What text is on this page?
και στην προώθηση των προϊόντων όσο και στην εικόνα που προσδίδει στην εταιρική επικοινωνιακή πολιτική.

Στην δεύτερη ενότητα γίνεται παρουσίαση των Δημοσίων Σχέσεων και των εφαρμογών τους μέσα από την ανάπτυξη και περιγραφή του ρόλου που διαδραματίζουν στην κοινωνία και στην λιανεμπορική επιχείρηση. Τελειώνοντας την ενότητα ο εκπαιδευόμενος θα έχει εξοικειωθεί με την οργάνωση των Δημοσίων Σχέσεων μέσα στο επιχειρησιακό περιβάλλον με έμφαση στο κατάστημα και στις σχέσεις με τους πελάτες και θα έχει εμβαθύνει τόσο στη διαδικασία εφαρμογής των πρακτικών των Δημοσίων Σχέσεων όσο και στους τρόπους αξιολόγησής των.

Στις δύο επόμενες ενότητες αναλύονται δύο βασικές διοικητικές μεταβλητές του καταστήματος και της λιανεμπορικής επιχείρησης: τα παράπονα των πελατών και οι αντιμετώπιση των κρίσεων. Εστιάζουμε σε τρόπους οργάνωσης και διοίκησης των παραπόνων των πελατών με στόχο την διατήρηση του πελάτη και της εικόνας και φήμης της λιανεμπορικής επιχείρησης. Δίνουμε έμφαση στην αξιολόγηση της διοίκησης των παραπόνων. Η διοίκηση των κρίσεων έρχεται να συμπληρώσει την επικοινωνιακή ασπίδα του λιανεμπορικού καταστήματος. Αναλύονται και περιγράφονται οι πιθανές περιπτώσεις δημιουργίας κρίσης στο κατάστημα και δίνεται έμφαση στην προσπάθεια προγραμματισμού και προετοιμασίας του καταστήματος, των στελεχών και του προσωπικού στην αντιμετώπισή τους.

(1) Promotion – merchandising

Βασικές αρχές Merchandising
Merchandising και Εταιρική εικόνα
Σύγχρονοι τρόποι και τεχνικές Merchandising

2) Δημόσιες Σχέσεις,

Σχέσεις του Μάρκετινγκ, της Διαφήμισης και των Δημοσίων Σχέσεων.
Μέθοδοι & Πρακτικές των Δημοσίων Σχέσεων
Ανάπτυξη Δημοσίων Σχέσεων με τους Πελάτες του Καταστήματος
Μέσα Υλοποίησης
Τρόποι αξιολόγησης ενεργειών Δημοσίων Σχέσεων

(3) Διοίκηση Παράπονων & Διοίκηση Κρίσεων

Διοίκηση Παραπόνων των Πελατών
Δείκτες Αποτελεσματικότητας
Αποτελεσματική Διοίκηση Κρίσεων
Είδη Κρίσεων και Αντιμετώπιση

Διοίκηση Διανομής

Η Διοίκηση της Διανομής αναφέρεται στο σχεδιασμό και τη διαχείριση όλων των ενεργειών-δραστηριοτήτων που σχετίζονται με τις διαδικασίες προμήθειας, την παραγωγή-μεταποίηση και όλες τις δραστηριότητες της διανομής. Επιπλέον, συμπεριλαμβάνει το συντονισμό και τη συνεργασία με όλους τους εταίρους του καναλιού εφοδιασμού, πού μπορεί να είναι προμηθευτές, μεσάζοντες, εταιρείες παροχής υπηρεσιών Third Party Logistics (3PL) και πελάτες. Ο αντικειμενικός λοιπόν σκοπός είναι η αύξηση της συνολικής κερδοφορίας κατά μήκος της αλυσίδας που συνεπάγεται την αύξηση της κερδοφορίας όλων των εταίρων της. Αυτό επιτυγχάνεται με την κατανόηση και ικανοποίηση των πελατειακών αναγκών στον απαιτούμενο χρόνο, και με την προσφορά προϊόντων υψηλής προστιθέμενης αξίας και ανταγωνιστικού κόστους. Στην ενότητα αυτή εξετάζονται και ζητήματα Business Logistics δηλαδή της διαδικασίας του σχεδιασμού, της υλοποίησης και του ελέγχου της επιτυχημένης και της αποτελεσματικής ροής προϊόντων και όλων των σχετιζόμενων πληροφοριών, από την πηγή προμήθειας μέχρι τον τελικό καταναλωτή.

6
□ □ □ □
Goal: Identify all lines in the records above with the word "επικοινωνιακή".

Final result:
και στην προώθηση των προϊόντων όσο και στην εικόνα που προσδίδει στην εταιρική επικοινωνιακή πολιτική.
Στις δύο επόμενες ενότητες αναλύονται δύο βασικές διοικητικές μεταβλητές του καταστήματος και της λιανεμπορικής επιχείρησης: τα παράπονα των πελατών και οι αντιμετώπιση των κρίσεων. Εστιάζουμε σε τρόπους οργάνωσης και διοίκησης των παραπόνων των πελατών με στόχο την διατήρηση του πελάτη και της εικόνας και φήμης της λιανεμπορικής επιχείρησης. Δίνουμε έμφαση στην αξιολόγηση της διοίκησης των παραπόνων. Η διοίκηση των κρίσεων έρχεται να συμπληρώσει την επικοινωνιακή ασπίδα του λιανεμπορικού καταστήματος. Αναλύονται και περιγράφονται οι πιθανές περιπτώσεις δημιουργίας κρίσης στο κατάστημα και δίνεται έμφαση στην προσπάθεια προγραμματισμού και προετοιμασίας του καταστήματος, των στελεχών και του προσωπικού στην αντιμετώπισή τους.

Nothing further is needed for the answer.